§ Given task: Repeat the listing word for word. No pictures belong in the copy.

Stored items
######

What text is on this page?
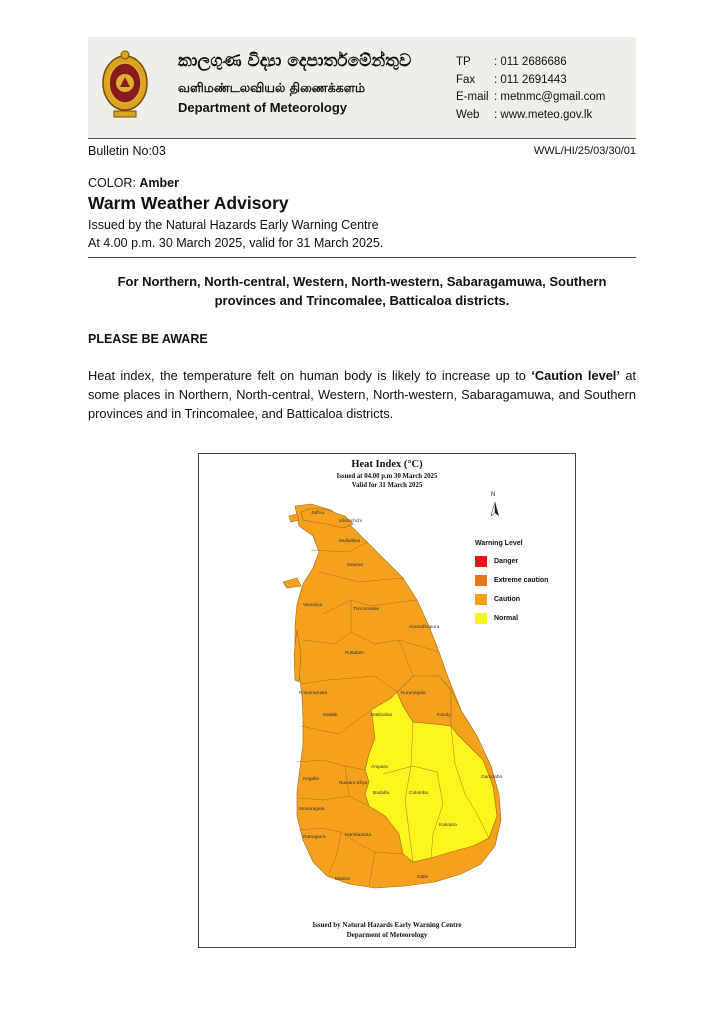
කාලගුණ විද්‍යා දෙපාර්තමේන්තුව
வளிமண்டலவியல் திணைக்களம்
Department of Meteorology
TP	: 011 2686686
Fax	: 011 2691443
E-mail : metnmc@gmail.com
Web	: www.meteo.gov.lk
Bulletin No:03	WWL/HI/25/03/30/01
COLOR: Amber
Warm Weather Advisory
Issued by the Natural Hazards Early Warning Centre
At 4.00 p.m. 30 March 2025, valid for 31 March 2025.
For Northern, North-central, Western, North-western, Sabaragamuwa, Southern provinces and Trincomalee, Batticaloa districts.
PLEASE BE AWARE
Heat index, the temperature felt on human body is likely to increase up to ‘Caution level’ at some places in Northern, North-central, Western, North-western, Sabaragamuwa, and Southern provinces and in Trincomalee, and Batticaloa districts.
Heat Index (°C)
Issued at 04.00 p.m 30 March 2025
Valid for 31 March 2025
Jaffna
Kilinochchi
Mullaittivu
Mannar
Vavuniya
Trincomalee
Anuradhapura
Puttalam
Polonnaruwa	Kurunegala
Matale	Batticaloa	Kandy
Ampara
Gampaha
Kegalle
Nuwara Eliya
Badulla	Colombo
Monaragala
Kalutara
Ratnapura	Hambantota
Galle
Matara
N
Warning Level
Danger
Extreme caution
Caution
Normal
Issued by Natural Hazards Early Warning Centre
Deparment of Meteorology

######

§ Response:
What text is on this page?
කාලගුණ විද්‍යා දෙපාර්තමේන්තුව
வளிமண்டலவியல் திணைக்களம்
Department of Meteorology
TP	: 011 2686686
Fax	: 011 2691443
E-mail : metnmc@gmail.com
Web	: www.meteo.gov.lk
Bulletin No:03	WWL/HI/25/03/30/01
COLOR: Amber
Warm Weather Advisory
Issued by the Natural Hazards Early Warning Centre
At 4.00 p.m. 30 March 2025, valid for 31 March 2025.
For Northern, North-central, Western, North-western, Sabaragamuwa, Southern provinces and Trincomalee, Batticaloa districts.
PLEASE BE AWARE
Heat index, the temperature felt on human body is likely to increase up to ‘Caution level’ at some places in Northern, North-central, Western, North-western, Sabaragamuwa, and Southern provinces and in Trincomalee, and Batticaloa districts.
Heat Index (°C)
Issued at 04.00 p.m 30 March 2025
Valid for 31 March 2025
Jaffna
Kilinochchi
Mullaittivu
Mannar
Vavuniya
Trincomalee
Anuradhapura
Puttalam
Polonnaruwa	Kurunegala
Matale	Batticaloa	Kandy
Ampara
Gampaha
Kegalle
Nuwara Eliya
Badulla	Colombo
Monaragala
Kalutara
Ratnapura	Hambantota
Galle
Matara
N
Warning Level
Danger
Extreme caution
Caution
Normal
Issued by Natural Hazards Early Warning Centre
Deparment of Meteorology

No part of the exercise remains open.